Everything from the line that contains "Convert this document image to plain text." through the final line of the records should be written out exactly, and nothing outside that span.

==*==

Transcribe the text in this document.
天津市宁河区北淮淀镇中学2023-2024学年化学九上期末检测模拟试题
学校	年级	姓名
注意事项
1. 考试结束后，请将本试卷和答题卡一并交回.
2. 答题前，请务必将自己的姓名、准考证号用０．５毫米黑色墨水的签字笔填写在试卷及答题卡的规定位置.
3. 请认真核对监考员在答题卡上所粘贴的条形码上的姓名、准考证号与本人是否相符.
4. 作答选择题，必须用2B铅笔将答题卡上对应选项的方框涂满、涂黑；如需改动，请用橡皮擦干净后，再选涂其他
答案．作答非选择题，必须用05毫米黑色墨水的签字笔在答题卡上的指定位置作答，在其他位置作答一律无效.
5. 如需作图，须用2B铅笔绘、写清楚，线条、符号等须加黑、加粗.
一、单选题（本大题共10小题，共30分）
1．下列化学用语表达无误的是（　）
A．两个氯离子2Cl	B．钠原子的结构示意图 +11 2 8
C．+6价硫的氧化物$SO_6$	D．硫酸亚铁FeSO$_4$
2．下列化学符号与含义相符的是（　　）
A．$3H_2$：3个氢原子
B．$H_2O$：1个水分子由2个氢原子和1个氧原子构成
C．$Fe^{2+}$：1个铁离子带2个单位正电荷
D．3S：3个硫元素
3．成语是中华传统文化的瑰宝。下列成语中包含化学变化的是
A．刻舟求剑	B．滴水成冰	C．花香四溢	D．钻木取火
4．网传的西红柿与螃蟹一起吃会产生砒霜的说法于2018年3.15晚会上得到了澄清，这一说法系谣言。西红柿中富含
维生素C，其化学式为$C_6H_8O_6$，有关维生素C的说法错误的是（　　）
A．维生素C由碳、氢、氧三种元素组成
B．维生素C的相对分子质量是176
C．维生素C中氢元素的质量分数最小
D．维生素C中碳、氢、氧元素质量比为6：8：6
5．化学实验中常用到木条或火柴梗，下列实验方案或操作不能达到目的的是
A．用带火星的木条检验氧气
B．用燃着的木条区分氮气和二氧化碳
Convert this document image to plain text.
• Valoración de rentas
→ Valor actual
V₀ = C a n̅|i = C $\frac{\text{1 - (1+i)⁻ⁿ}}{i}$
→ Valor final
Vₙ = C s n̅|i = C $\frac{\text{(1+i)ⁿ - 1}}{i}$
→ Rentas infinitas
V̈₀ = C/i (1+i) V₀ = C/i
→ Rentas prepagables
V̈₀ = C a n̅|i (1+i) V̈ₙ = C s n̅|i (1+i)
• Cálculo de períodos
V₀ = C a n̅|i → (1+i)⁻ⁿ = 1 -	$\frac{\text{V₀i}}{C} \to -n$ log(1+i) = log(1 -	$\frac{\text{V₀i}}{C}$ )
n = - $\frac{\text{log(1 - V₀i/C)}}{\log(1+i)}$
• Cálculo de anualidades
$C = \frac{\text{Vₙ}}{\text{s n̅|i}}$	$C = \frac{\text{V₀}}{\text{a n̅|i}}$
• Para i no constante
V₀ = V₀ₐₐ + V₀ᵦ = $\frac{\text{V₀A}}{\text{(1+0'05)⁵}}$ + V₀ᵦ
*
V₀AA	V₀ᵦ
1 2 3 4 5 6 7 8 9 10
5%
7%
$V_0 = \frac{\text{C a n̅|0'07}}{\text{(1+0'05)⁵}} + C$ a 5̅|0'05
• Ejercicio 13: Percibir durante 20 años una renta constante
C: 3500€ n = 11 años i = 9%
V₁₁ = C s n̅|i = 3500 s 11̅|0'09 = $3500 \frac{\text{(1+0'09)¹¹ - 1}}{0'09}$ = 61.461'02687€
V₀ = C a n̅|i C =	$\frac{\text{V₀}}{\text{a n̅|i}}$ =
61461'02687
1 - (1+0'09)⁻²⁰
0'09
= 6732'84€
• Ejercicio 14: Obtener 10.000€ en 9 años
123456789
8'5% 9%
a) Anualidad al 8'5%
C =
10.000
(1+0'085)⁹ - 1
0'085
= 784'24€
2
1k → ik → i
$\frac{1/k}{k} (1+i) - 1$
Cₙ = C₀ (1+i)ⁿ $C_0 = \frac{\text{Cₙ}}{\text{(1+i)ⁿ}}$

==*==

▸ Output below
Convert this document image to plain text.
• Valoración de rentas
→ Valor actual
V₀ = C a n̅|i = C $\frac{\text{1 - (1+i)⁻ⁿ}}{i}$
→ Valor final
Vₙ = C s n̅|i = C $\frac{\text{(1+i)ⁿ - 1}}{i}$
→ Rentas infinitas
V̈₀ = C/i (1+i) V₀ = C/i
→ Rentas prepagables
V̈₀ = C a n̅|i (1+i) V̈ₙ = C s n̅|i (1+i)
• Cálculo de períodos
V₀ = C a n̅|i → (1+i)⁻ⁿ = 1 -	$\frac{\text{V₀i}}{C} \to -n$ log(1+i) = log(1 -	$\frac{\text{V₀i}}{C}$ )
n = - $\frac{\text{log(1 - V₀i/C)}}{\log(1+i)}$
• Cálculo de anualidades
$C = \frac{\text{Vₙ}}{\text{s n̅|i}}$	$C = \frac{\text{V₀}}{\text{a n̅|i}}$
• Para i no constante
V₀ = V₀ₐₐ + V₀ᵦ = $\frac{\text{V₀A}}{\text{(1+0'05)⁵}}$ + V₀ᵦ
*
V₀AA	V₀ᵦ
1 2 3 4 5 6 7 8 9 10
5%
7%
$V_0 = \frac{\text{C a n̅|0'07}}{\text{(1+0'05)⁵}} + C$ a 5̅|0'05
• Ejercicio 13: Percibir durante 20 años una renta constante
C: 3500€ n = 11 años i = 9%
V₁₁ = C s n̅|i = 3500 s 11̅|0'09 = $3500 \frac{\text{(1+0'09)¹¹ - 1}}{0'09}$ = 61.461'02687€
V₀ = C a n̅|i C =	$\frac{\text{V₀}}{\text{a n̅|i}}$ =
61461'02687
1 - (1+0'09)⁻²⁰
0'09
= 6732'84€
• Ejercicio 14: Obtener 10.000€ en 9 años
123456789
8'5% 9%
a) Anualidad al 8'5%
C =
10.000
(1+0'085)⁹ - 1
0'085
= 784'24€
2
1k → ik → i
$\frac{1/k}{k} (1+i) - 1$
Cₙ = C₀ (1+i)ⁿ $C_0 = \frac{\text{Cₙ}}{\text{(1+i)ⁿ}}$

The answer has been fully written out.